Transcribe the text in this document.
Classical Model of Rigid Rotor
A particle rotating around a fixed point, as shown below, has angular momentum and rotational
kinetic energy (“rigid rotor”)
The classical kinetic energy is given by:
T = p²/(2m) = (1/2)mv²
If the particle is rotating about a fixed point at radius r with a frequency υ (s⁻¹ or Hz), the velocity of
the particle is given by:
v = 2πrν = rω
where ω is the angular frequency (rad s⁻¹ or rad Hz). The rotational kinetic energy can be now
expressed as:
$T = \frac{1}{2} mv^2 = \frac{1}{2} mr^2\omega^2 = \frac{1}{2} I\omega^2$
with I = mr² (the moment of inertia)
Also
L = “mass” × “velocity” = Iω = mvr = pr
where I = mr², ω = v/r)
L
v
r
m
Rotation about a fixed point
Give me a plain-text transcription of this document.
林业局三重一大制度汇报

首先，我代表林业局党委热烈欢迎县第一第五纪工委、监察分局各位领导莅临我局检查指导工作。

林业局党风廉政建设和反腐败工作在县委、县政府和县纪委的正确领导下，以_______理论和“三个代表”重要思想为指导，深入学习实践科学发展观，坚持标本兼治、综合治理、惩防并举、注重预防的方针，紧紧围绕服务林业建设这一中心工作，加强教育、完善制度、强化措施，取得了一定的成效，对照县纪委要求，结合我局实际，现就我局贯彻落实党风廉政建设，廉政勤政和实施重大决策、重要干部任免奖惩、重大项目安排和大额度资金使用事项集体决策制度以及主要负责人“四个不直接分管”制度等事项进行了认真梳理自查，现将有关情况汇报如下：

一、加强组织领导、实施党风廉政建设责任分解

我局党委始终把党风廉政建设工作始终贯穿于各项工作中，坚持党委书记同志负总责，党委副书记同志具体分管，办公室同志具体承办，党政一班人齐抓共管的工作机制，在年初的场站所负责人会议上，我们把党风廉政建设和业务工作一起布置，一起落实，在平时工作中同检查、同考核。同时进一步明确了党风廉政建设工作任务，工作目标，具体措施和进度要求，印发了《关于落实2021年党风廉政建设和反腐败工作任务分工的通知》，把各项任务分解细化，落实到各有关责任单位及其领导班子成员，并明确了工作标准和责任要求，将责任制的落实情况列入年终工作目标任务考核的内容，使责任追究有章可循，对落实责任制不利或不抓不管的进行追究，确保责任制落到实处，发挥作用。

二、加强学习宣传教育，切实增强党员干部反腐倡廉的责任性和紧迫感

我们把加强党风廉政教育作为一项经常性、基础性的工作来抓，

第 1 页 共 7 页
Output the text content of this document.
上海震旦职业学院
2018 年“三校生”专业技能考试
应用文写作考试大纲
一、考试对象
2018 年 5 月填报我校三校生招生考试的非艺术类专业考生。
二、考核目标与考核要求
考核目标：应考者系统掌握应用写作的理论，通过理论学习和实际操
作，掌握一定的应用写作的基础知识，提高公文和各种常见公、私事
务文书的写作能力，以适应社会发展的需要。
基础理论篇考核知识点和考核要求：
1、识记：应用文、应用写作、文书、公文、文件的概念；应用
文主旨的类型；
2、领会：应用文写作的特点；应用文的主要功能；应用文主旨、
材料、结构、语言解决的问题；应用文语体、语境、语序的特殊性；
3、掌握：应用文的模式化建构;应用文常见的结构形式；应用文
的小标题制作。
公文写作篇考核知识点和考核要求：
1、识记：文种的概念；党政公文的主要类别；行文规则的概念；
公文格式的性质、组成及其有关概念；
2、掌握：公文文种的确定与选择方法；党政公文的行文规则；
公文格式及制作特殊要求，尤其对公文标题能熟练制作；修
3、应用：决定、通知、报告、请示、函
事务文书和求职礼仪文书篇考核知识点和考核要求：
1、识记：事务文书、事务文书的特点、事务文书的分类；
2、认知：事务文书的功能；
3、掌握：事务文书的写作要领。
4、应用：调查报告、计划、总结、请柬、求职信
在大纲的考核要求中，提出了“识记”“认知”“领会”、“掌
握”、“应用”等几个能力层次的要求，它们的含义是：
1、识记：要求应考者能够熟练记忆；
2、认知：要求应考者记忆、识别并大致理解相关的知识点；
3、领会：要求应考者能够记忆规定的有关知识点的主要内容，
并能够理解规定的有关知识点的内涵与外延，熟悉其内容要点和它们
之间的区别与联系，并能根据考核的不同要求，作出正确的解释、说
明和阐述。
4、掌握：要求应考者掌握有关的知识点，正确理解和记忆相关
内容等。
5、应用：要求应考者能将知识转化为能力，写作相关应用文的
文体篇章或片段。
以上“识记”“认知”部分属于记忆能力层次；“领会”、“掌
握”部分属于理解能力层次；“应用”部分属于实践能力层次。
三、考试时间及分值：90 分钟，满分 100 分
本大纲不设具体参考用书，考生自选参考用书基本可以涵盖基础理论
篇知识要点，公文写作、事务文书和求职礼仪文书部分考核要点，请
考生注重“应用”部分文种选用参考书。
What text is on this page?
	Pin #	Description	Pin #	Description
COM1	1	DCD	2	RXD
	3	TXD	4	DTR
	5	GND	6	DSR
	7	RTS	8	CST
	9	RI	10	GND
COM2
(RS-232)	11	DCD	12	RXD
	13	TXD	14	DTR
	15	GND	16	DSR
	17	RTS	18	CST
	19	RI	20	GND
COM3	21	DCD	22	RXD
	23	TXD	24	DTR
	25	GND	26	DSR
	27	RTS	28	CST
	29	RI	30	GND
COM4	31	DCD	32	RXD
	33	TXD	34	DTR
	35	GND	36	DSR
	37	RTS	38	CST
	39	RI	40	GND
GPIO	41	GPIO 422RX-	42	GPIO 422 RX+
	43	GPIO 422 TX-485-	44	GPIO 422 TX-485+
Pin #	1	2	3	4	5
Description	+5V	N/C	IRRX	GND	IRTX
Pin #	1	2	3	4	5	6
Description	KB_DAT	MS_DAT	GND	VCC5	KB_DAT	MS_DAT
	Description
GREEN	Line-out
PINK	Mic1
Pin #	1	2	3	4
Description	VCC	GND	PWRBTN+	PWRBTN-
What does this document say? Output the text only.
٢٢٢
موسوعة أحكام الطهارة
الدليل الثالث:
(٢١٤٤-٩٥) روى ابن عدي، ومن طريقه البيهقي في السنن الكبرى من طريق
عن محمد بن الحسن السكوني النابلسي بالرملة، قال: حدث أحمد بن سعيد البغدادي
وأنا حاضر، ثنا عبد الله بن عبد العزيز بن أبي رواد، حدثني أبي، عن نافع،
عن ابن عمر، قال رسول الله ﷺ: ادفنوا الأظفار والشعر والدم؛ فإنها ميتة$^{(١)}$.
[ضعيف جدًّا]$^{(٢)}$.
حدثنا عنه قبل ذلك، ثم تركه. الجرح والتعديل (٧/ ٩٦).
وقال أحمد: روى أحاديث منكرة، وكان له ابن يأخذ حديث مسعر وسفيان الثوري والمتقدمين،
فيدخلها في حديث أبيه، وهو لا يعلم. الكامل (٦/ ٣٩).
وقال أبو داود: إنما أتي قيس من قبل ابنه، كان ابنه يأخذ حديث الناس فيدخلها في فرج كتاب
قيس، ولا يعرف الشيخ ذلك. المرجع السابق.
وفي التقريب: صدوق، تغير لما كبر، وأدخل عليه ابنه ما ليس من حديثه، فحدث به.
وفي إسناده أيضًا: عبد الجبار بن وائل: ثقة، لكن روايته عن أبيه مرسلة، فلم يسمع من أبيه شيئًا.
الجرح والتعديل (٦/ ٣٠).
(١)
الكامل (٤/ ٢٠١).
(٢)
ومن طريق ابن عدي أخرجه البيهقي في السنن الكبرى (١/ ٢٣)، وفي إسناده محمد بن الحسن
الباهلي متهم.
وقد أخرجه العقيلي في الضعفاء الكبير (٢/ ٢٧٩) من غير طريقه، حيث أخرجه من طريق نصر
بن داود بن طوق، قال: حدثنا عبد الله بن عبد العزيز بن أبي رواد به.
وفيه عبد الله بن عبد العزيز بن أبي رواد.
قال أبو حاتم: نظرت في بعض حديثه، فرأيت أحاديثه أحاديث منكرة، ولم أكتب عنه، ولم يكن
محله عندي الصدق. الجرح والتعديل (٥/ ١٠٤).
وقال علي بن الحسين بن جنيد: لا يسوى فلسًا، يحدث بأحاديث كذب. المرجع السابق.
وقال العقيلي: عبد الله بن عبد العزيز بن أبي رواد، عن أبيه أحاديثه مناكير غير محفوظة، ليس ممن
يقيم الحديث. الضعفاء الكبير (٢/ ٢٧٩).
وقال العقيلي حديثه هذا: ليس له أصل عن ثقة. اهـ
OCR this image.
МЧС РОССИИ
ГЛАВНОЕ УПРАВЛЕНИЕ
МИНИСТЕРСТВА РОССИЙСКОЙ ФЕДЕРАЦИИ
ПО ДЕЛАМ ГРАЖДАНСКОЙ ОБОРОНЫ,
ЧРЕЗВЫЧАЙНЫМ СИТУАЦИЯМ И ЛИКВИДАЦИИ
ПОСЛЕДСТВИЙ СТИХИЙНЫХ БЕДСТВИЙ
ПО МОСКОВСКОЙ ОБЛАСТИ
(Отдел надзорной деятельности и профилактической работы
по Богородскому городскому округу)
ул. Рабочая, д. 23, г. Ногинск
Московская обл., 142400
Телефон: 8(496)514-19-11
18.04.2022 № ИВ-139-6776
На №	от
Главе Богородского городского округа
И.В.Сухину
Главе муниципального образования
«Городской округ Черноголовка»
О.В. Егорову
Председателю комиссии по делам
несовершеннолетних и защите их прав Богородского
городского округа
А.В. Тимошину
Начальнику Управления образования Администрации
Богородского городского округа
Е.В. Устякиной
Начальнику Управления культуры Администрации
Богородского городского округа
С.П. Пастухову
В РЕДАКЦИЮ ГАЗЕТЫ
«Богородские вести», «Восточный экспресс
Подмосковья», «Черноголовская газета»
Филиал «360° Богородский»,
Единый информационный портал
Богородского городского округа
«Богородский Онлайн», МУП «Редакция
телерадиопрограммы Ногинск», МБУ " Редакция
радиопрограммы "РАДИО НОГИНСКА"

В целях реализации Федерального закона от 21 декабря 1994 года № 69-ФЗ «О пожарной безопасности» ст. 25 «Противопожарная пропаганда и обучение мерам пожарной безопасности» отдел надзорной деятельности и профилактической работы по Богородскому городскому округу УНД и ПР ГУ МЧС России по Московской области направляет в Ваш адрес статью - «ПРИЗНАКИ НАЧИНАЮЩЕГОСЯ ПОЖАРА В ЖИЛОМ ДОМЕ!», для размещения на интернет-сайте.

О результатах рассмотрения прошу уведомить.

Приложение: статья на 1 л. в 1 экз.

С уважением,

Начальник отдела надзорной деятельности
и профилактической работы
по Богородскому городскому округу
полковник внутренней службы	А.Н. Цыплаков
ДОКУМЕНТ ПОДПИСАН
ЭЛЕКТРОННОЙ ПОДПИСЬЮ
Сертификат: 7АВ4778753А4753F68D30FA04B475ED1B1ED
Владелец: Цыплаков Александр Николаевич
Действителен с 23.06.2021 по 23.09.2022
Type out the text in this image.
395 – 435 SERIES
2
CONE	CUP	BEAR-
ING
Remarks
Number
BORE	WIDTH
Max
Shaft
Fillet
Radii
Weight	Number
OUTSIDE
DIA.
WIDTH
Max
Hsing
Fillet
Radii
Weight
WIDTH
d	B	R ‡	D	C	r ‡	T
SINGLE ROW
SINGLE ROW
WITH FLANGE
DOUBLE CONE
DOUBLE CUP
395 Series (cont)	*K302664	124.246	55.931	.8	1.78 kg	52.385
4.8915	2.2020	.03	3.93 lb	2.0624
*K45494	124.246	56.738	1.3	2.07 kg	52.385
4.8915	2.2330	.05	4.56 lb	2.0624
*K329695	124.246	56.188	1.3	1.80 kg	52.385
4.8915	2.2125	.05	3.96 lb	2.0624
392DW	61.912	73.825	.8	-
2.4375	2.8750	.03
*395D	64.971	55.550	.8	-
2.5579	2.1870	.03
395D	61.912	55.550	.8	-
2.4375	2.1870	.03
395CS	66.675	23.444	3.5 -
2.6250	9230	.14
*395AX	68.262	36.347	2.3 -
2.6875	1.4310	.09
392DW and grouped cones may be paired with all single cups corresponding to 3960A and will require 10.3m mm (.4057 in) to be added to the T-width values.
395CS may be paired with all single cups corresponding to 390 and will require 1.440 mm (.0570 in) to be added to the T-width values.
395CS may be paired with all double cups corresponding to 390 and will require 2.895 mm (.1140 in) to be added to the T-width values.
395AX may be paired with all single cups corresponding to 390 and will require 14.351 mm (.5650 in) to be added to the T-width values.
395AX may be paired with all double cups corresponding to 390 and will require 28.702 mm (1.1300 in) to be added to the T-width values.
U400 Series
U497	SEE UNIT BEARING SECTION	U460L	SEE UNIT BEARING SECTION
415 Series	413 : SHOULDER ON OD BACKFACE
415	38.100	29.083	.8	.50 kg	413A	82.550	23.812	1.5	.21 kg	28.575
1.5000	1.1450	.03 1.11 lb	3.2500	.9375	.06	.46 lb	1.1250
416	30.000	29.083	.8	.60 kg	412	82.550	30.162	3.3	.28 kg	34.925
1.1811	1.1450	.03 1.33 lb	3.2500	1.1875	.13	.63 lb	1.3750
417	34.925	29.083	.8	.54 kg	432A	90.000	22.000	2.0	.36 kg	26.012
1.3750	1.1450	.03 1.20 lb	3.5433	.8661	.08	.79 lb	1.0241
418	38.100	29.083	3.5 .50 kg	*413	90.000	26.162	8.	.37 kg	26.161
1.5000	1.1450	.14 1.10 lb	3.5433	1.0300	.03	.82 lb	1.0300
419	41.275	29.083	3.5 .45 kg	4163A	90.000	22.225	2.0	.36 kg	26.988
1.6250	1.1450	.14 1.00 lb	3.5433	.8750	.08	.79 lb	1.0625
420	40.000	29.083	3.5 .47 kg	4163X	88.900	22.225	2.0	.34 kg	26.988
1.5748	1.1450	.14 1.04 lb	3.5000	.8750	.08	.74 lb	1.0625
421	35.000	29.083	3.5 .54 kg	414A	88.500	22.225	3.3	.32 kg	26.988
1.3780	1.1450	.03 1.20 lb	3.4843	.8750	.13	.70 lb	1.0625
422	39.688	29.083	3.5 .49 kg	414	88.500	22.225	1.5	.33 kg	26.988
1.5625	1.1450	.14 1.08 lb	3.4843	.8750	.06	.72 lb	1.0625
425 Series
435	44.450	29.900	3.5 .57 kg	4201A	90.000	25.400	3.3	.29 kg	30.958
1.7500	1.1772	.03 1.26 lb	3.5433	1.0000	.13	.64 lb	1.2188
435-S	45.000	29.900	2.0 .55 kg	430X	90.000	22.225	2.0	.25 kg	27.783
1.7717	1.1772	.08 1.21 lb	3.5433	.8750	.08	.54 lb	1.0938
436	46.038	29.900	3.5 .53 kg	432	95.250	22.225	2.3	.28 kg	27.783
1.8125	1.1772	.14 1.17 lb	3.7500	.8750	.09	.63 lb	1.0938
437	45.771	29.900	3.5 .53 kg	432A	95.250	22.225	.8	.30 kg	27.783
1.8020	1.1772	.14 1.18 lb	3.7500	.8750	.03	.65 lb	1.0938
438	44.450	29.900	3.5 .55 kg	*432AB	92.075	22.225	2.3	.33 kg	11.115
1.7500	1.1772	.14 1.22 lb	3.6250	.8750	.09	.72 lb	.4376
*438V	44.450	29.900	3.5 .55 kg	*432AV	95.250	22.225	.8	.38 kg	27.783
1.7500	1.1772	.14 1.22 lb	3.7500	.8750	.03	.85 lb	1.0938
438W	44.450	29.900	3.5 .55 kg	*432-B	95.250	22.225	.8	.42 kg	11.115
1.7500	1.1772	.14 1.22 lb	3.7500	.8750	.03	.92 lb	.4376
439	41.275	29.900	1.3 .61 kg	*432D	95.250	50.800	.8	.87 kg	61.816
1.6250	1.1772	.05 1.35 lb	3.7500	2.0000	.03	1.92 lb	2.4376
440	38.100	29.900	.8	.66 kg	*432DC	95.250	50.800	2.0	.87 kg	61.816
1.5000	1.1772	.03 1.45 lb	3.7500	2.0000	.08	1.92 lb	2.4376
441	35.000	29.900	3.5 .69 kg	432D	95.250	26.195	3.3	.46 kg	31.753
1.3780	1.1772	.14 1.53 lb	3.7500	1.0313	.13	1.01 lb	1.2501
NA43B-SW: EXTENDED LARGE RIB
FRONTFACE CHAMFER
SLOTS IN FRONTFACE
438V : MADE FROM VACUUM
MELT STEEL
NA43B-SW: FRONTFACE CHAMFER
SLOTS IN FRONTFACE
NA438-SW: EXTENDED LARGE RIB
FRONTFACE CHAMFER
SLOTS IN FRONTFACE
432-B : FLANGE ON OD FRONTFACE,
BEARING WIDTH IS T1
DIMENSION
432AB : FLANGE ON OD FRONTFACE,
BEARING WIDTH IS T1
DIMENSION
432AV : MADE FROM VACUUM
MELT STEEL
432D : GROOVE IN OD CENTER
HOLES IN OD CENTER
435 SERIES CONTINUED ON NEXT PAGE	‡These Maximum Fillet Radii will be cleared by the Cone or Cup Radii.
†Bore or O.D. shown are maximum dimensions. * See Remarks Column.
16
════
_Given task_
Copy all the lines above that hold the string "corresponding".

_Response_
392DW and grouped cones may be paired with all single cups corresponding to 3960A and will require 10.3m mm (.4057 in) to be added to the T-width values.
395CS may be paired with all single cups corresponding to 390 and will require 1.440 mm (.0570 in) to be added to the T-width values.
395CS may be paired with all double cups corresponding to 390 and will require 2.895 mm (.1140 in) to be added to the T-width values.
395AX may be paired with all single cups corresponding to 390 and will require 14.351 mm (.5650 in) to be added to the T-width values.
395AX may be paired with all double cups corresponding to 390 and will require 28.702 mm (1.1300 in) to be added to the T-width values.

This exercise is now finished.